[Stored data entries]
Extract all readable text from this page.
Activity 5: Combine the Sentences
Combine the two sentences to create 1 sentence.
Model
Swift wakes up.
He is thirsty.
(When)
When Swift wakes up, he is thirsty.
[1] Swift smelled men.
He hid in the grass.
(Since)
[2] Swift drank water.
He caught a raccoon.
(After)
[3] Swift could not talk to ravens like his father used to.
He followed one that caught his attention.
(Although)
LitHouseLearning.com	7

> [Your instructions]:
From the data above, extract every line in its exact form.

> [Reply]:
Extract all readable text from this page.
Activity 5: Combine the Sentences
Combine the two sentences to create 1 sentence.
Model
Swift wakes up.
He is thirsty.
(When)
When Swift wakes up, he is thirsty.
[1] Swift smelled men.
He hid in the grass.
(Since)
[2] Swift drank water.
He caught a raccoon.
(After)
[3] Swift could not talk to ravens like his father used to.
He followed one that caught his attention.
(Although)
LitHouseLearning.com	7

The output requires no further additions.